- **Request**:
Every entry must be echoed exactly.
Dataset records start
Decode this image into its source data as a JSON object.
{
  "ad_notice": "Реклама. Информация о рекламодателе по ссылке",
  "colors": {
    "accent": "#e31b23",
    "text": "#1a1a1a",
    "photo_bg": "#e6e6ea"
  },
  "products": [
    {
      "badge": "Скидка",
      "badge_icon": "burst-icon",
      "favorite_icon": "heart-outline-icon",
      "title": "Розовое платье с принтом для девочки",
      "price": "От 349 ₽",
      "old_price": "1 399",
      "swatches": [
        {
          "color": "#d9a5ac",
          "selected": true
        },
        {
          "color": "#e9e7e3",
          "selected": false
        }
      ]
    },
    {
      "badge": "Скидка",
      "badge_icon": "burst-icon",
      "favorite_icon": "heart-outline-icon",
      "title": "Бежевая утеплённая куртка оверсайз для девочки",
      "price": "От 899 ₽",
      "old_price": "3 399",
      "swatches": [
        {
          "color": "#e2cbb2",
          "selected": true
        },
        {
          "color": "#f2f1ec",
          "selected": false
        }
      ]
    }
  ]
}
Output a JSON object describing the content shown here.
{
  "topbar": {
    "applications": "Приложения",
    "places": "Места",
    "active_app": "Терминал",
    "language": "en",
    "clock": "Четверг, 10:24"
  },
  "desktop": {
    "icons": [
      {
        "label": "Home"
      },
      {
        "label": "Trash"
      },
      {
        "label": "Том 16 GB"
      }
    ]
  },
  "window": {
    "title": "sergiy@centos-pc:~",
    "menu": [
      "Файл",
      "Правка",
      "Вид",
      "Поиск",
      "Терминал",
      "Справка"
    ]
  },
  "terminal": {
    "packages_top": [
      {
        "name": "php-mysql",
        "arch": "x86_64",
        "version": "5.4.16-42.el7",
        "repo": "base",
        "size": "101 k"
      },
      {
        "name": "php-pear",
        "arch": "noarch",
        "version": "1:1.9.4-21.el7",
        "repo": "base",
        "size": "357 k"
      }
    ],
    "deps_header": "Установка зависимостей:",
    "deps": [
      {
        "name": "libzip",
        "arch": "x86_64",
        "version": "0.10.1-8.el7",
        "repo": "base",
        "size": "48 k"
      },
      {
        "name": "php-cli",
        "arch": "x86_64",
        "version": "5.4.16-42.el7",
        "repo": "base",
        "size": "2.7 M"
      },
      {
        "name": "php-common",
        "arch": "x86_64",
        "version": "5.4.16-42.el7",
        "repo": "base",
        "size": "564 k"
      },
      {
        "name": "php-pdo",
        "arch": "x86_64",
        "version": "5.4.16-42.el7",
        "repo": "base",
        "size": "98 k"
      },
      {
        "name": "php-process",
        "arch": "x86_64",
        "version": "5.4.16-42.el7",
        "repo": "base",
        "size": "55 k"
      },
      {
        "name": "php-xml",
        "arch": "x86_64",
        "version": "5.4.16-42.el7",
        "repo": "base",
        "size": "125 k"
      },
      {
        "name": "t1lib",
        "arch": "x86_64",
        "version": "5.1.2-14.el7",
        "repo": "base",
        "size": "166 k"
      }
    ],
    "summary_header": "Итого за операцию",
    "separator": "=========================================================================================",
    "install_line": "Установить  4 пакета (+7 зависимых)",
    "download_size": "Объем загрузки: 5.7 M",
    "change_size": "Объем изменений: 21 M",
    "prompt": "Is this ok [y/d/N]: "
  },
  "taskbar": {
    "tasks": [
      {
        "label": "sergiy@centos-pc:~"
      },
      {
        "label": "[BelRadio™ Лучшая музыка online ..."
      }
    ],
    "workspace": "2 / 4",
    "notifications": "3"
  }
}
Dataset records end
- **Solution for this exercise**:
Decode this image into its source data as a JSON object.
{
  "ad_notice": "Реклама. Информация о рекламодателе по ссылке",
  "colors": {
    "accent": "#e31b23",
    "text": "#1a1a1a",
    "photo_bg": "#e6e6ea"
  },
  "products": [
    {
      "badge": "Скидка",
      "badge_icon": "burst-icon",
      "favorite_icon": "heart-outline-icon",
      "title": "Розовое платье с принтом для девочки",
      "price": "От 349 ₽",
      "old_price": "1 399",
      "swatches": [
        {
          "color": "#d9a5ac",
          "selected": true
        },
        {
          "color": "#e9e7e3",
          "selected": false
        }
      ]
    },
    {
      "badge": "Скидка",
      "badge_icon": "burst-icon",
      "favorite_icon": "heart-outline-icon",
      "title": "Бежевая утеплённая куртка оверсайз для девочки",
      "price": "От 899 ₽",
      "old_price": "3 399",
      "swatches": [
        {
          "color": "#e2cbb2",
          "selected": true
        },
        {
          "color": "#f2f1ec",
          "selected": false
        }
      ]
    }
  ]
}
Output a JSON object describing the content shown here.
{
  "topbar": {
    "applications": "Приложения",
    "places": "Места",
    "active_app": "Терминал",
    "language": "en",
    "clock": "Четверг, 10:24"
  },
  "desktop": {
    "icons": [
      {
        "label": "Home"
      },
      {
        "label": "Trash"
      },
      {
        "label": "Том 16 GB"
      }
    ]
  },
  "window": {
    "title": "sergiy@centos-pc:~",
    "menu": [
      "Файл",
      "Правка",
      "Вид",
      "Поиск",
      "Терминал",
      "Справка"
    ]
  },
  "terminal": {
    "packages_top": [
      {
        "name": "php-mysql",
        "arch": "x86_64",
        "version": "5.4.16-42.el7",
        "repo": "base",
        "size": "101 k"
      },
      {
        "name": "php-pear",
        "arch": "noarch",
        "version": "1:1.9.4-21.el7",
        "repo": "base",
        "size": "357 k"
      }
    ],
    "deps_header": "Установка зависимостей:",
    "deps": [
      {
        "name": "libzip",
        "arch": "x86_64",
        "version": "0.10.1-8.el7",
        "repo": "base",
        "size": "48 k"
      },
      {
        "name": "php-cli",
        "arch": "x86_64",
        "version": "5.4.16-42.el7",
        "repo": "base",
        "size": "2.7 M"
      },
      {
        "name": "php-common",
        "arch": "x86_64",
        "version": "5.4.16-42.el7",
        "repo": "base",
        "size": "564 k"
      },
      {
        "name": "php-pdo",
        "arch": "x86_64",
        "version": "5.4.16-42.el7",
        "repo": "base",
        "size": "98 k"
      },
      {
        "name": "php-process",
        "arch": "x86_64",
        "version": "5.4.16-42.el7",
        "repo": "base",
        "size": "55 k"
      },
      {
        "name": "php-xml",
        "arch": "x86_64",
        "version": "5.4.16-42.el7",
        "repo": "base",
        "size": "125 k"
      },
      {
        "name": "t1lib",
        "arch": "x86_64",
        "version": "5.1.2-14.el7",
        "repo": "base",
        "size": "166 k"
      }
    ],
    "summary_header": "Итого за операцию",
    "separator": "=========================================================================================",
    "install_line": "Установить  4 пакета (+7 зависимых)",
    "download_size": "Объем загрузки: 5.7 M",
    "change_size": "Объем изменений: 21 M",
    "prompt": "Is this ok [y/d/N]: "
  },
  "taskbar": {
    "tasks": [
      {
        "label": "sergiy@centos-pc:~"
      },
      {
        "label": "[BelRadio™ Лучшая музыка online ..."
      }
    ],
    "workspace": "2 / 4",
    "notifications": "3"
  }
}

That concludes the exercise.